WRITTEN PROBLEM:
Show, in full, each line of the data that contains "layout".

MATERIALS PROVIDED:
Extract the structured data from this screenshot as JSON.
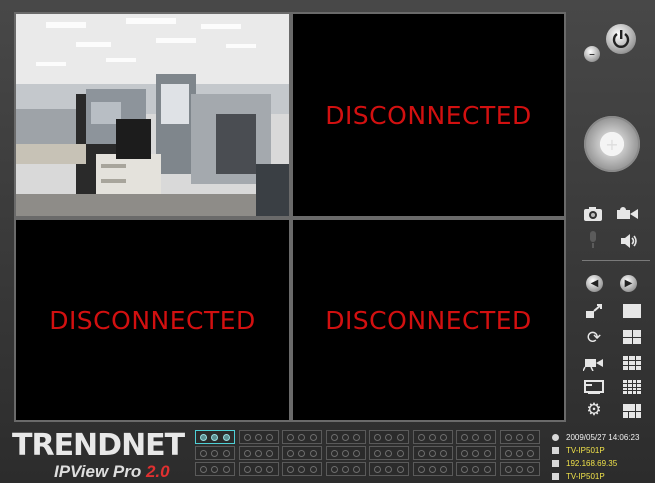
{
  "window": {
    "title": "TRENDnet IPView Pro 2.0"
  },
  "video_grid": {
    "cells": [
      {
        "status": "live",
        "label": ""
      },
      {
        "status": "disconnected",
        "label": "DISCONNECTED"
      },
      {
        "status": "disconnected",
        "label": "DISCONNECTED"
      },
      {
        "status": "disconnected",
        "label": "DISCONNECTED"
      }
    ]
  },
  "branding": {
    "brand": "TRENDnet",
    "product": "IPView Pro",
    "version": "2.0",
    "version_color": "#e03030"
  },
  "info_panel": {
    "datetime": "2009/05/27 14:06:23",
    "camera_name": "TV-IP501P",
    "camera_ip": "192.168.69.35",
    "camera_model": "TV-IP501P",
    "text_color": "#f0e24a"
  },
  "controls": {
    "icons": [
      "minimize-icon",
      "power-icon",
      "ptz-joystick",
      "snapshot-icon",
      "record-icon",
      "microphone-icon",
      "speaker-icon",
      "prev-icon",
      "next-icon",
      "ptz-control-icon",
      "layout-1-icon",
      "refresh-icon",
      "layout-4-icon",
      "camera-setup-icon",
      "layout-9-icon",
      "playback-icon",
      "layout-16-icon",
      "settings-icon",
      "layout-custom-icon"
    ]
  },
  "channel_bar": {
    "rows": 3,
    "cols": 8,
    "active_channel": 1
  },
  "colors": {
    "accent": "#4fd0d6",
    "disconnected_text": "#d21010",
    "background": "#3a3a3a"
  }
}
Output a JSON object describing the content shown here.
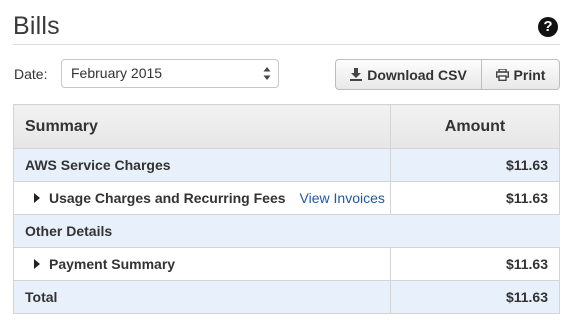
{
  "page": {
    "title": "Bills"
  },
  "header": {
    "help_icon": "question-circle-icon"
  },
  "filters": {
    "date_label": "Date:",
    "date_value": "February 2015"
  },
  "actions": {
    "download_csv_label": "Download CSV",
    "download_icon": "download-icon",
    "print_label": "Print",
    "print_icon": "printer-icon"
  },
  "table": {
    "headers": {
      "summary": "Summary",
      "amount": "Amount"
    },
    "rows": [
      {
        "label": "AWS Service Charges",
        "amount": "$11.63"
      },
      {
        "label": "Usage Charges and Recurring Fees",
        "link": "View Invoices",
        "amount": "$11.63"
      },
      {
        "label": "Other Details",
        "amount": ""
      },
      {
        "label": "Payment Summary",
        "amount": "$11.63"
      },
      {
        "label": "Total",
        "amount": "$11.63"
      }
    ]
  }
}
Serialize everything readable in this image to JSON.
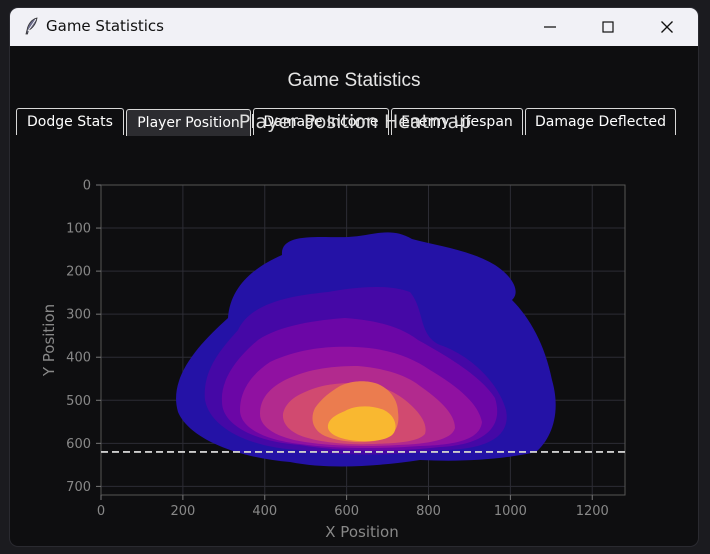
{
  "window": {
    "title": "Game Statistics"
  },
  "heading": "Game Statistics",
  "tabs": [
    {
      "label": "Dodge Stats",
      "active": false
    },
    {
      "label": "Player Position",
      "active": true
    },
    {
      "label": "Damage Income",
      "active": false
    },
    {
      "label": "Enemy Lifespan",
      "active": false
    },
    {
      "label": "Damage Deflected",
      "active": false
    }
  ],
  "colors": {
    "background": "#0e0e10",
    "titlebar": "#f1f1f6",
    "heat_low": "#2412a6",
    "heat_high": "#f9b830",
    "threshold_line": "#cccccc"
  },
  "chart_data": {
    "type": "heatmap",
    "title": "Player Position Heatmap",
    "xlabel": "X Position",
    "ylabel": "Y Position",
    "xlim": [
      0,
      1280
    ],
    "ylim": [
      720,
      0
    ],
    "x_ticks": [
      0,
      200,
      400,
      600,
      800,
      1000,
      1200
    ],
    "y_ticks": [
      0,
      100,
      200,
      300,
      400,
      500,
      600,
      700
    ],
    "grid": true,
    "hline_y": 620,
    "density_peak": {
      "x": 630,
      "y": 560
    },
    "colormap": "plasma"
  }
}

EXERCISE OUTPUT:
      "layout-1-icon",
      "layout-4-icon",
      "layout-9-icon",
      "layout-16-icon",
      "layout-custom-icon"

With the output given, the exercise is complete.